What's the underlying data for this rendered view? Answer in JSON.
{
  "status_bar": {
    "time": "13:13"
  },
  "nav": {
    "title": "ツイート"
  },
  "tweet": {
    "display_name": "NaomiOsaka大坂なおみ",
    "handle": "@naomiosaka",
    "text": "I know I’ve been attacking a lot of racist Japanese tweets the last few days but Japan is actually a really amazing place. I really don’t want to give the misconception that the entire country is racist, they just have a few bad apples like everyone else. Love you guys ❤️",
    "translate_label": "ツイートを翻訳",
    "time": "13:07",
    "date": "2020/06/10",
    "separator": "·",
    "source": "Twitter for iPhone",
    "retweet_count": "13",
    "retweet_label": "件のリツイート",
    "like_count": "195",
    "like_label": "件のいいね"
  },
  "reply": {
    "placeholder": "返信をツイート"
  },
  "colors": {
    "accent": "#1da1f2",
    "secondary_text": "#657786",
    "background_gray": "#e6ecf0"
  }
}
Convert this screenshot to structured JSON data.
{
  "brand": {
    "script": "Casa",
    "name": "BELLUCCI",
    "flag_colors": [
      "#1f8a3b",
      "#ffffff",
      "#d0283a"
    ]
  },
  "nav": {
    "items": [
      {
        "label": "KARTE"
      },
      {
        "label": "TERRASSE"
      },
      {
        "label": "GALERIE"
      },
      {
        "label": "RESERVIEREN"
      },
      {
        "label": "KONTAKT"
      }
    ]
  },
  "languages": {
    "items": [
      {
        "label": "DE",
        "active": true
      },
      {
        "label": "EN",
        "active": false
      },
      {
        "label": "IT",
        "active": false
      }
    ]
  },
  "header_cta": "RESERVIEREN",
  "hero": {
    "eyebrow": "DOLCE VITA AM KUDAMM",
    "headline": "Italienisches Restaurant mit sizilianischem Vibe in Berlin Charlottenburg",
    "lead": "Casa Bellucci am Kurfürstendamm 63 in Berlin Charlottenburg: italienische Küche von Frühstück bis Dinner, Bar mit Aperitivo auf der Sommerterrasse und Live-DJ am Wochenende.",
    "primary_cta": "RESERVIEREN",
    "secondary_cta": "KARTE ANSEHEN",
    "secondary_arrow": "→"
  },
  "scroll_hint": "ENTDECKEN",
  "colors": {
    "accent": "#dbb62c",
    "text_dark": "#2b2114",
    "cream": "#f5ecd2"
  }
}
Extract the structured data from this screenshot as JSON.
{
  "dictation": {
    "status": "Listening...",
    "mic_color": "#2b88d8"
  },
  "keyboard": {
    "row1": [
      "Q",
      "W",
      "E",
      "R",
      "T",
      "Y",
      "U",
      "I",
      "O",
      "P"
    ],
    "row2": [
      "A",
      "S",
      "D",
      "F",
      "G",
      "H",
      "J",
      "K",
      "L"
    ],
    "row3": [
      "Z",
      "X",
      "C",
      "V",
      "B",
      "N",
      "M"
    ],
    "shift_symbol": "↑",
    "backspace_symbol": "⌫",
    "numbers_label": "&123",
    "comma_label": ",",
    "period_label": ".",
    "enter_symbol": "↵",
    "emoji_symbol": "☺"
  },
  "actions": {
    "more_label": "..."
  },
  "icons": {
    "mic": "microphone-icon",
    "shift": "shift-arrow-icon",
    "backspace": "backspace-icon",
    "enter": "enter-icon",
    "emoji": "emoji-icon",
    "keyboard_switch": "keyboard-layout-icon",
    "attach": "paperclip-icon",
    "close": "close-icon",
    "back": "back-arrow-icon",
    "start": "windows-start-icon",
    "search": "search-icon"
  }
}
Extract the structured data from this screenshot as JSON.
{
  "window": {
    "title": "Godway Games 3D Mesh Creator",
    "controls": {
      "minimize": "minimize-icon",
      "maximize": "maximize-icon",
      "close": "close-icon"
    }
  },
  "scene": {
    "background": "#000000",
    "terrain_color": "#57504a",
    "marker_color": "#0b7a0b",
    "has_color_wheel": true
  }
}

* * * * * * *

__EXERCISE DIRECTIONS__: Count up the lines in the listing that hold the word "Charlottenburg", and give that number only.

__TASK SOLUTION__: 2